*Description of the task*. Go through the entries and transcribe each one exactly, dropping the pictures.

*Provided entries*.
## BEGIN

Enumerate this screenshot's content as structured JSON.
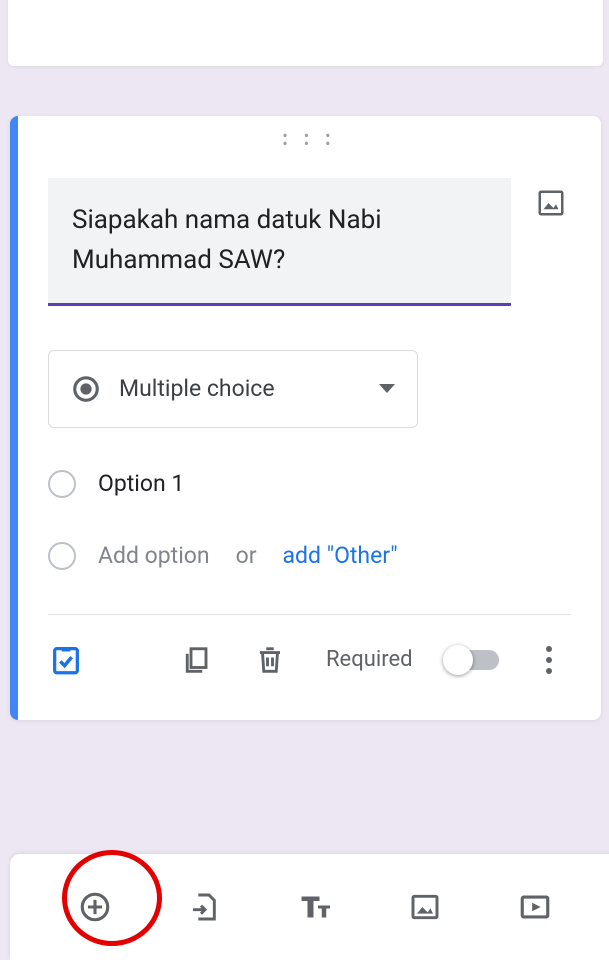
{
  "question": {
    "text": "Siapakah nama datuk Nabi Muhammad SAW?"
  },
  "type_selector": {
    "label": "Multiple choice"
  },
  "options": {
    "first": "Option 1",
    "add_option": "Add option",
    "or": "or",
    "add_other": "add \"Other\""
  },
  "footer": {
    "required": "Required"
  }
}
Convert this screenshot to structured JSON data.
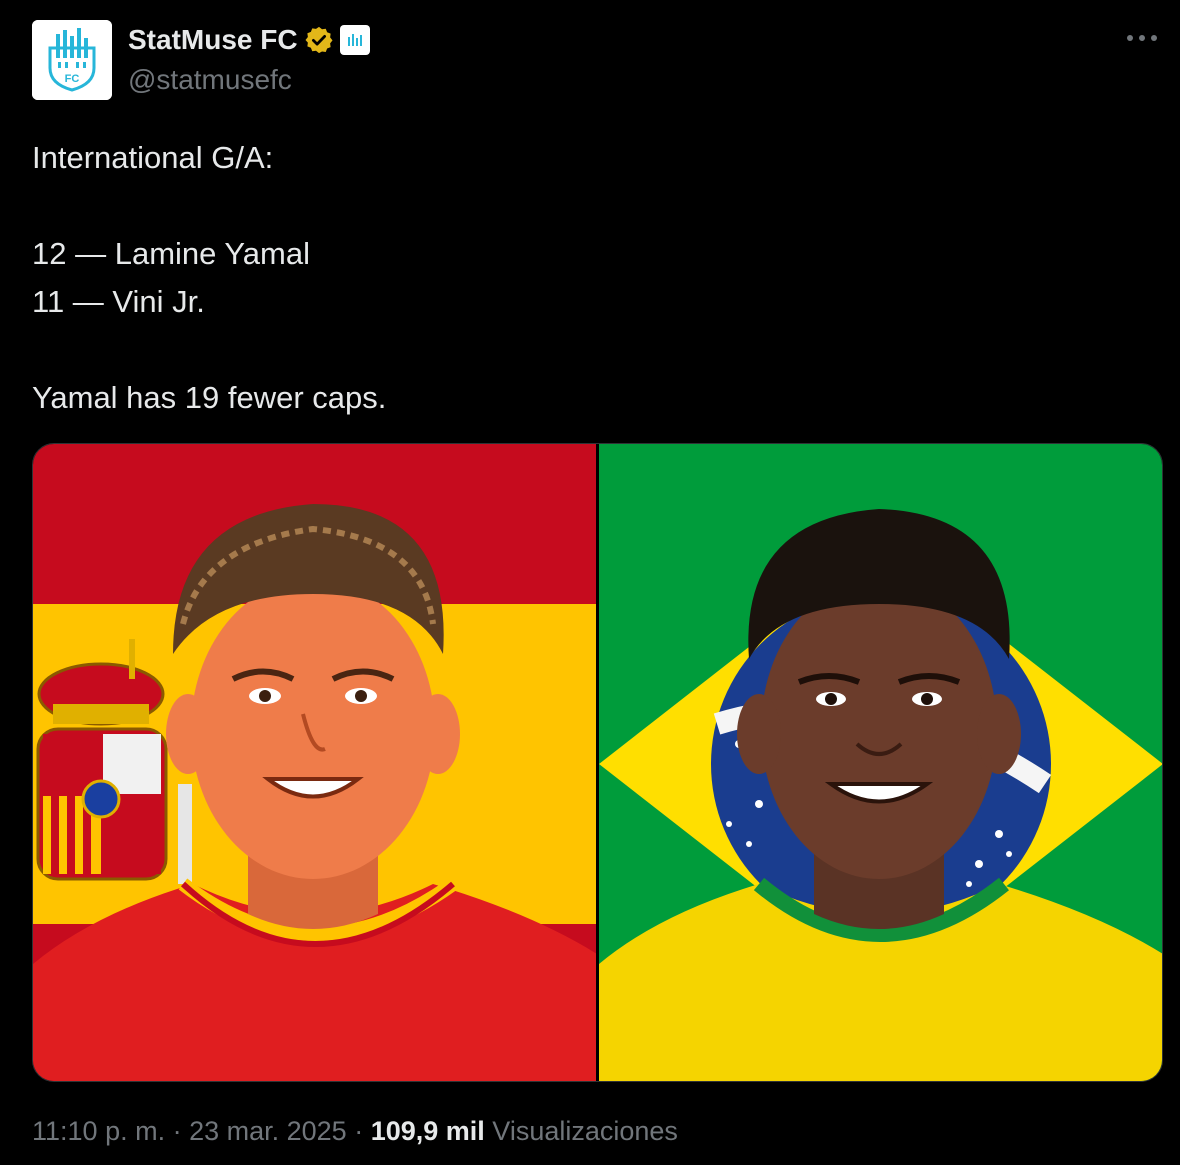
{
  "author": {
    "display_name": "StatMuse FC",
    "handle": "@statmusefc"
  },
  "tweet": {
    "lines": [
      "International G/A:",
      "",
      "12 — Lamine Yamal",
      "11 — Vini Jr.",
      "",
      "Yamal has 19 fewer caps."
    ]
  },
  "media": {
    "left_panel": {
      "flag_colors": [
        "#c60b1e",
        "#ffc400"
      ]
    },
    "right_panel": {
      "flag_colors": [
        "#009c3b",
        "#ffdf00",
        "#002776"
      ]
    }
  },
  "meta": {
    "time": "11:10 p. m.",
    "separator": " · ",
    "date": "23 mar. 2025",
    "views_count": "109,9 mil",
    "views_label": "Visualizaciones"
  },
  "icons": {
    "verified": "verified-badge-icon",
    "affiliate": "affiliate-logo-icon",
    "more": "more-options-icon"
  },
  "colors": {
    "background": "#000000",
    "text": "#e7e9ea",
    "muted": "#71767b",
    "verified_gold": "#e2b719",
    "brand_blue": "#1d9bf0"
  }
}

## END

*Problem solution*.
Enumerate this screenshot's content as structured JSON.
{
  "question": {
    "text": "Siapakah nama datuk Nabi Muhammad SAW?"
  },
  "type_selector": {
    "label": "Multiple choice"
  },
  "options": {
    "first": "Option 1",
    "add_option": "Add option",
    "or": "or",
    "add_other": "add \"Other\""
  },
  "footer": {
    "required": "Required"
  }
}
Convert this screenshot to structured JSON data.
{
  "author": {
    "display_name": "StatMuse FC",
    "handle": "@statmusefc"
  },
  "tweet": {
    "lines": [
      "International G/A:",
      "",
      "12 — Lamine Yamal",
      "11 — Vini Jr.",
      "",
      "Yamal has 19 fewer caps."
    ]
  },
  "media": {
    "left_panel": {
      "flag_colors": [
        "#c60b1e",
        "#ffc400"
      ]
    },
    "right_panel": {
      "flag_colors": [
        "#009c3b",
        "#ffdf00",
        "#002776"
      ]
    }
  },
  "meta": {
    "time": "11:10 p. m.",
    "separator": " · ",
    "date": "23 mar. 2025",
    "views_count": "109,9 mil",
    "views_label": "Visualizaciones"
  },
  "icons": {
    "verified": "verified-badge-icon",
    "affiliate": "affiliate-logo-icon",
    "more": "more-options-icon"
  },
  "colors": {
    "background": "#000000",
    "text": "#e7e9ea",
    "muted": "#71767b",
    "verified_gold": "#e2b719",
    "brand_blue": "#1d9bf0"
  }
}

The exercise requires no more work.